■ INPUT RECORDS ■

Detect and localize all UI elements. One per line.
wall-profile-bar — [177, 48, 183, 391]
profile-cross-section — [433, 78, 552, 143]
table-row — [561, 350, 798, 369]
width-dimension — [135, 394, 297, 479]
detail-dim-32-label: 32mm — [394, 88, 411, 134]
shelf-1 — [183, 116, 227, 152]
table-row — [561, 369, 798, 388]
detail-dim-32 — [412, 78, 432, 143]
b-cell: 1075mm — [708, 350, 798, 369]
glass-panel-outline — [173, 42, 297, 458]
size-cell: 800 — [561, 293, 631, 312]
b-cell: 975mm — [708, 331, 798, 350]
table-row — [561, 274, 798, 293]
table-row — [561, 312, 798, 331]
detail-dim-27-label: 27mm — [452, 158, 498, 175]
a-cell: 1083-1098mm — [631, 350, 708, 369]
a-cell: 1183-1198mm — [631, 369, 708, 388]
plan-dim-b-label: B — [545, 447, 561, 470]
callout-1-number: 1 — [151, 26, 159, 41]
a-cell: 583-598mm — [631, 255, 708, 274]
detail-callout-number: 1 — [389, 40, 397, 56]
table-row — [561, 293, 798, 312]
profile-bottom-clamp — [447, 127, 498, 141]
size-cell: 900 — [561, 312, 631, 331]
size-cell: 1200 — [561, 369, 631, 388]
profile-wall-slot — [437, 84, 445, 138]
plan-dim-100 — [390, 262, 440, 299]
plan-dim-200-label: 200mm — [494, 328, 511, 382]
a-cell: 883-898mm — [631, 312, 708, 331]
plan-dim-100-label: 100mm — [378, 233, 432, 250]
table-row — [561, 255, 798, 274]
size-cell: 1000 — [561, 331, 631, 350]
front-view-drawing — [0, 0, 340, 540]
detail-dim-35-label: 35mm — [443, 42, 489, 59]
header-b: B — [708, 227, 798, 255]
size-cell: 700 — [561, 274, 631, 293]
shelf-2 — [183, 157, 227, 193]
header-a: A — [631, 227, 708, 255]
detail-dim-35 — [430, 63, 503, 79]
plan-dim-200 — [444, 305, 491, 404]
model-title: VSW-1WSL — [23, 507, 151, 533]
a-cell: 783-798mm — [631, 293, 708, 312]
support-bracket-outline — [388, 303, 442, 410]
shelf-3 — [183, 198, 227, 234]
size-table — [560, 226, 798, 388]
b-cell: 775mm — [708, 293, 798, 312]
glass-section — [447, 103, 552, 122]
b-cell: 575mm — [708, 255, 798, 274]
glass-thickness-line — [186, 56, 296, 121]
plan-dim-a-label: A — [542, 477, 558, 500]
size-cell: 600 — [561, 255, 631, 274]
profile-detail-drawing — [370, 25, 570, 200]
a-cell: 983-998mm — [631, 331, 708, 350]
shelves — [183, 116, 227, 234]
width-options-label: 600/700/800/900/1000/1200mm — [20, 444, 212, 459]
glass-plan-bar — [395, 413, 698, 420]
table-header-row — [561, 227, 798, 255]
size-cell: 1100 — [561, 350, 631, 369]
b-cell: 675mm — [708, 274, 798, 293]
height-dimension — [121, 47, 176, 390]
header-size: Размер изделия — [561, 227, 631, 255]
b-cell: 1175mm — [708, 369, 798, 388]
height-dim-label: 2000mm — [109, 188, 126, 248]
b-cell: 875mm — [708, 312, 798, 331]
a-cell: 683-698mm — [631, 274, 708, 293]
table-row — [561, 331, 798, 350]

■ WRITTEN TASK ■
Echo the lines from the start of the records through the line containing "detail-dim-32 — [412, 78, 432, 143]", both ends included.

■ RESULT OF THIS TASK ■
Detect and localize all UI elements. One per line.
wall-profile-bar — [177, 48, 183, 391]
profile-cross-section — [433, 78, 552, 143]
table-row — [561, 350, 798, 369]
width-dimension — [135, 394, 297, 479]
detail-dim-32-label: 32mm — [394, 88, 411, 134]
shelf-1 — [183, 116, 227, 152]
table-row — [561, 369, 798, 388]
detail-dim-32 — [412, 78, 432, 143]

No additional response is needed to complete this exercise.